■ What this task involves ■
Using the listing below, give the number of lines where "Concerned" appears, and nothing else.

### Record set ###

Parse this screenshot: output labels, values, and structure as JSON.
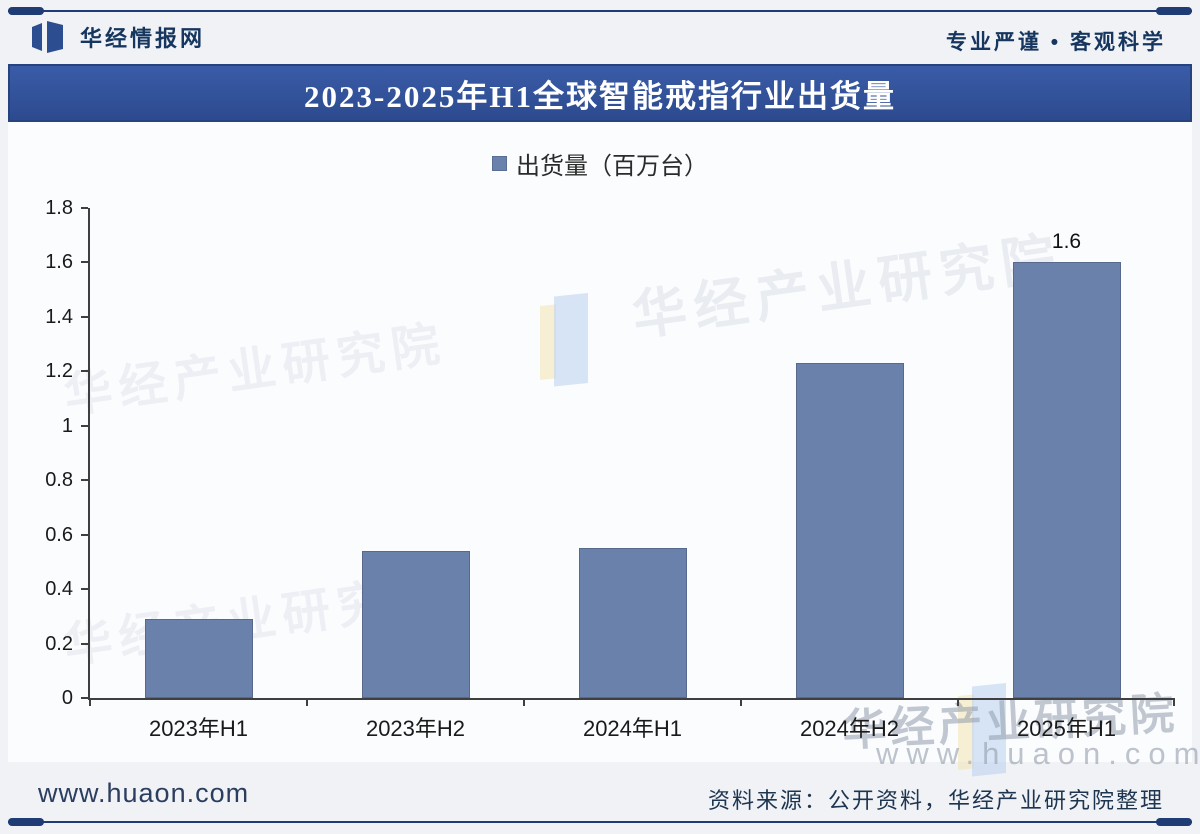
{
  "header": {
    "brand": "华经情报网",
    "slogan": "专业严谨 • 客观科学"
  },
  "title_bar": {
    "title": "2023-2025年H1全球智能戒指行业出货量"
  },
  "chart_data": {
    "type": "bar",
    "title": "2023-2025年H1全球智能戒指行业出货量",
    "legend_label": "出货量（百万台）",
    "series_name": "出货量",
    "unit": "百万台",
    "categories": [
      "2023年H1",
      "2023年H2",
      "2024年H1",
      "2024年H2",
      "2025年H1"
    ],
    "values": [
      0.29,
      0.54,
      0.55,
      1.23,
      1.6
    ],
    "data_labels": [
      "",
      "",
      "",
      "",
      "1.6"
    ],
    "ylim": [
      0,
      1.8
    ],
    "yticks": [
      0,
      0.2,
      0.4,
      0.6,
      0.8,
      1,
      1.2,
      1.4,
      1.6,
      1.8
    ],
    "grid": false,
    "legend_position": "top",
    "bar_color": "#6a81ac"
  },
  "watermarks": {
    "text": "华经产业研究院",
    "brand_text": "华经产业研究院",
    "site_text": "www.huaon.com"
  },
  "footer": {
    "site": "www.huaon.com",
    "source": "资料来源：公开资料，华经产业研究院整理"
  },
  "colors": {
    "page_background": "#f0f2f6",
    "panel_background": "#fbfcfe",
    "title_bar_background": "#32529a",
    "title_bar_border": "#27437f",
    "title_text": "#ffffff",
    "rule_line": "#1f3d74",
    "brand_text": "#16365f",
    "bar_fill": "#6a81ac",
    "bar_border": "#59698e",
    "axis": "#3f3f3f",
    "footer_text": "#1e3550"
  }
}
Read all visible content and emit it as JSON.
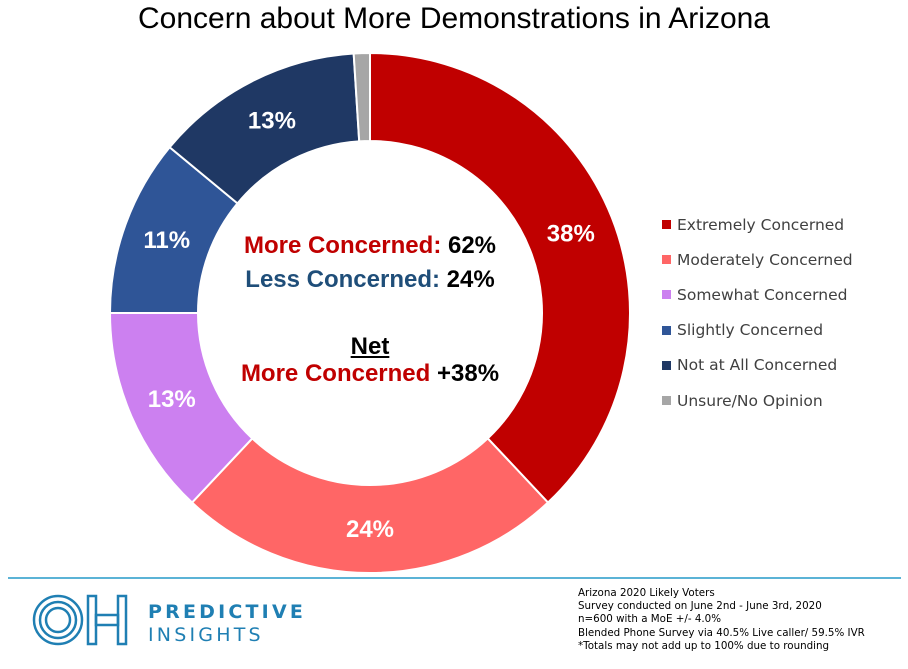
{
  "title": "Concern about More Demonstrations in Arizona",
  "chart_data": {
    "type": "pie",
    "title": "Concern about More Demonstrations in Arizona",
    "slices": [
      {
        "name": "Extremely Concerned",
        "value": 38,
        "label": "38%",
        "color": "#c00000"
      },
      {
        "name": "Moderately Concerned",
        "value": 24,
        "label": "24%",
        "color": "#ff6666"
      },
      {
        "name": "Somewhat Concerned",
        "value": 13,
        "label": "13%",
        "color": "#cc80f0"
      },
      {
        "name": "Slightly Concerned",
        "value": 11,
        "label": "11%",
        "color": "#2f5597"
      },
      {
        "name": "Not at All Concerned",
        "value": 13,
        "label": "13%",
        "color": "#1f3864"
      },
      {
        "name": "Unsure/No Opinion",
        "value": 1,
        "label": "",
        "color": "#a6a6a6"
      }
    ],
    "legend_position": "right"
  },
  "center": {
    "more_label": "More Concerned:",
    "more_value": "62%",
    "less_label": "Less Concerned:",
    "less_value": "24%",
    "net_heading": "Net",
    "net_label": "More Concerned",
    "net_value": "+38%"
  },
  "colors": {
    "more": "#c00000",
    "less": "#1f4e79",
    "accent_line": "#5bb3d6",
    "brand": "#1f7fb3"
  },
  "brand": {
    "logo_icon": "oh-logo-icon",
    "line1": "PREDICTIVE",
    "line2": "INSIGHTS"
  },
  "footnote": [
    "Arizona 2020 Likely Voters",
    "Survey conducted on June 2nd - June 3rd, 2020",
    "n=600 with a MoE +/- 4.0%",
    "Blended Phone Survey via 40.5% Live caller/ 59.5% IVR",
    "*Totals may not add up to 100% due to rounding"
  ]
}
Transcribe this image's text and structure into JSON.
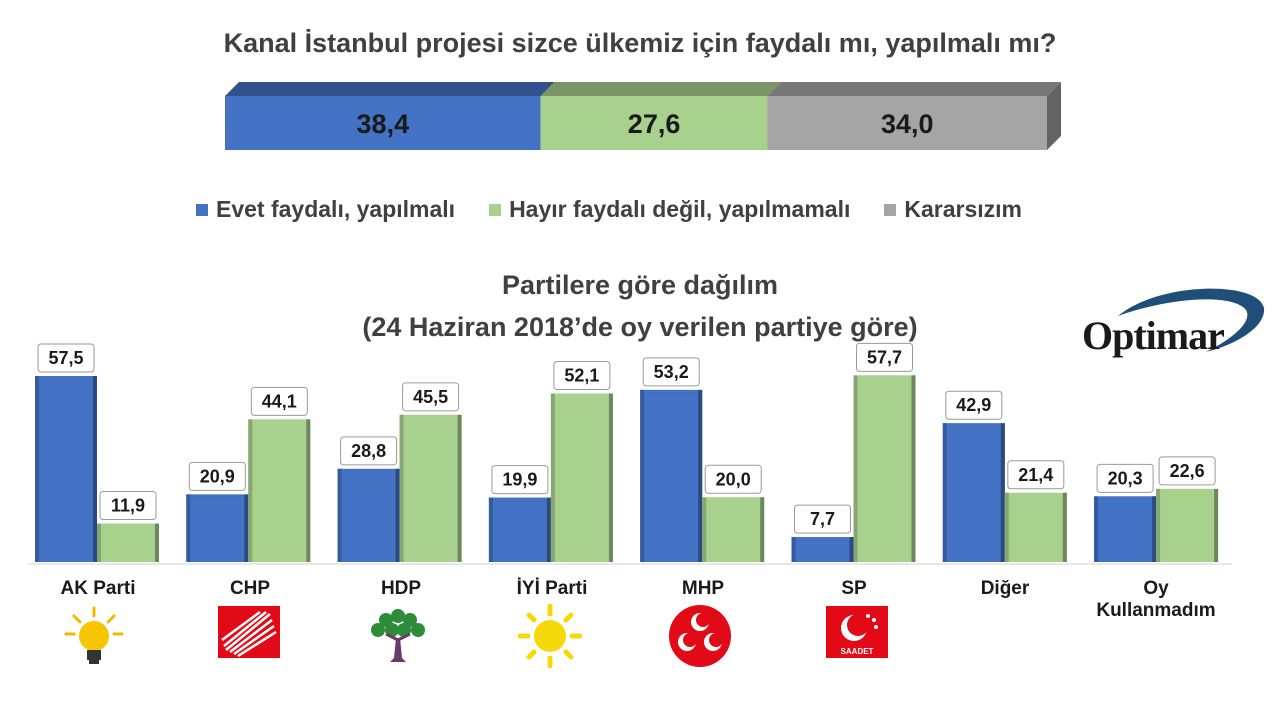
{
  "chart_data": [
    {
      "type": "bar",
      "orientation": "horizontal-stacked",
      "title": "Kanal İstanbul projesi sizce ülkemiz için faydalı mı, yapılmalı mı?",
      "series": [
        {
          "name": "Evet faydalı, yapılmalı",
          "value": 38.4,
          "label": "38,4",
          "color": "#4472C4"
        },
        {
          "name": "Hayır faydalı değil, yapılmamalı",
          "value": 27.6,
          "label": "27,6",
          "color": "#A9D18E"
        },
        {
          "name": "Kararsızım",
          "value": 34.0,
          "label": "34,0",
          "color": "#A5A5A5"
        }
      ],
      "legend": "bottom"
    },
    {
      "type": "bar",
      "title": "Partilere göre dağılım",
      "subtitle": "(24 Haziran 2018’de oy verilen partiye göre)",
      "categories": [
        "AK Parti",
        "CHP",
        "HDP",
        "İYİ Parti",
        "MHP",
        "SP",
        "Diğer",
        "Oy Kullanmadım"
      ],
      "series": [
        {
          "name": "Evet faydalı, yapılmalı",
          "color": "#4472C4",
          "values": [
            57.5,
            20.9,
            28.8,
            19.9,
            53.2,
            7.7,
            42.9,
            20.3
          ],
          "labels": [
            "57,5",
            "20,9",
            "28,8",
            "19,9",
            "53,2",
            "7,7",
            "42,9",
            "20,3"
          ]
        },
        {
          "name": "Hayır faydalı değil, yapılmamalı",
          "color": "#A9D18E",
          "values": [
            11.9,
            44.1,
            45.5,
            52.1,
            20.0,
            57.7,
            21.4,
            22.6
          ],
          "labels": [
            "11,9",
            "44,1",
            "45,5",
            "52,1",
            "20,0",
            "57,7",
            "21,4",
            "22,6"
          ]
        }
      ],
      "ylim": [
        0,
        60
      ],
      "grid": false
    }
  ],
  "brand": {
    "logo_text": "Optimar"
  },
  "emblems": [
    "ak-parti-bulb-icon",
    "chp-six-arrows-icon",
    "hdp-tree-icon",
    "iyi-sun-icon",
    "mhp-crescents-icon",
    "saadet-crescent-star-icon"
  ],
  "emblem_texts": {
    "saadet": "SAADET"
  },
  "colors": {
    "evet": "#4472C4",
    "hayir": "#A9D18E",
    "kararsiz": "#A5A5A5",
    "text": "#404040"
  }
}
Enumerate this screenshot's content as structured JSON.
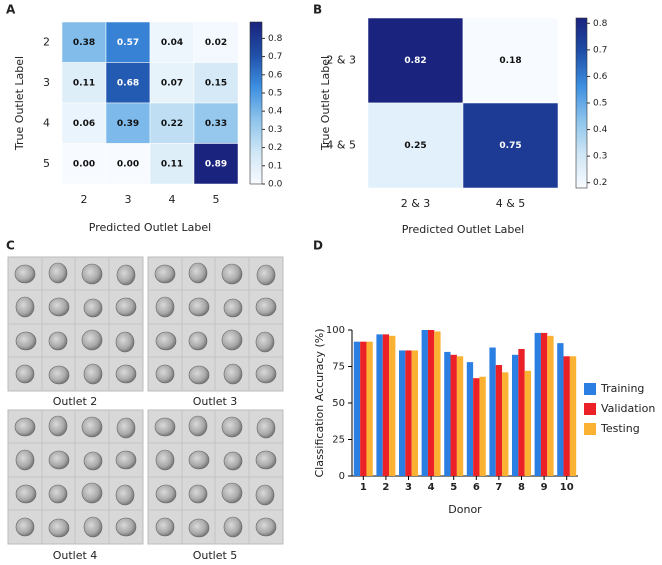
{
  "panel_labels": [
    "A",
    "B",
    "C",
    "D"
  ],
  "image_panel": {
    "labels": [
      "Outlet 2",
      "Outlet 3",
      "Outlet 4",
      "Outlet 5"
    ]
  },
  "chart_data": [
    {
      "type": "heatmap",
      "xlabel": "Predicted Outlet Label",
      "ylabel": "True Outlet Label",
      "categories": [
        "2",
        "3",
        "4",
        "5"
      ],
      "y_categories": [
        "2",
        "3",
        "4",
        "5"
      ],
      "values": [
        [
          0.38,
          0.57,
          0.04,
          0.02
        ],
        [
          0.11,
          0.68,
          0.07,
          0.15
        ],
        [
          0.06,
          0.39,
          0.22,
          0.33
        ],
        [
          0,
          0,
          0.11,
          0.89
        ]
      ],
      "value_labels": [
        [
          "0.38",
          "0.57",
          "0.04",
          "0.02"
        ],
        [
          "0.11",
          "0.68",
          "0.07",
          "0.15"
        ],
        [
          "0.06",
          "0.39",
          "0.22",
          "0.33"
        ],
        [
          "0.00",
          "0.00",
          "0.11",
          "0.89"
        ]
      ],
      "clim": [
        0,
        0.89
      ],
      "cticks": [
        {
          "value": 0,
          "label": "0.0"
        },
        0.1,
        0.2,
        0.3,
        0.4,
        0.5,
        0.6,
        0.7,
        0.8
      ],
      "colormap": [
        "#f7fbff",
        "#cfe6f5",
        "#8cc3ec",
        "#3d8fe0",
        "#1f4fa8",
        "#1a237e"
      ]
    },
    {
      "type": "heatmap",
      "xlabel": "Predicted Outlet Label",
      "ylabel": "True Outlet Label",
      "categories": [
        "2 & 3",
        "4 & 5"
      ],
      "y_categories": [
        "2 & 3",
        "4 & 5"
      ],
      "values": [
        [
          0.82,
          0.18
        ],
        [
          0.25,
          0.75
        ]
      ],
      "clim": [
        0.18,
        0.82
      ],
      "cticks": [
        0.2,
        0.3,
        0.4,
        0.5,
        0.6,
        0.7,
        0.8
      ],
      "colormap": [
        "#f7fbff",
        "#cfe6f5",
        "#8cc3ec",
        "#3d8fe0",
        "#1f4fa8",
        "#1a237e"
      ]
    },
    {
      "type": "bar",
      "xlabel": "Donor",
      "ylabel": "Classification Accuracy (%)",
      "categories": [
        "1",
        "2",
        "3",
        "4",
        "5",
        "6",
        "7",
        "8",
        "9",
        "10"
      ],
      "series": [
        {
          "name": "Training",
          "color": "#2b7fe3",
          "values": [
            92,
            97,
            86,
            100,
            85,
            78,
            88,
            83,
            98,
            91
          ]
        },
        {
          "name": "Validation",
          "color": "#ec2027",
          "values": [
            92,
            97,
            86,
            100,
            83,
            67,
            76,
            87,
            98,
            82
          ]
        },
        {
          "name": "Testing",
          "color": "#fbb233",
          "values": [
            92,
            96,
            86,
            99,
            82,
            68,
            71,
            72,
            96,
            82
          ]
        }
      ],
      "ylim": [
        0,
        100
      ],
      "yticks": [
        0,
        25,
        50,
        75,
        100
      ],
      "grid": false,
      "legend": "right"
    }
  ]
}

###

■ Full response ■
8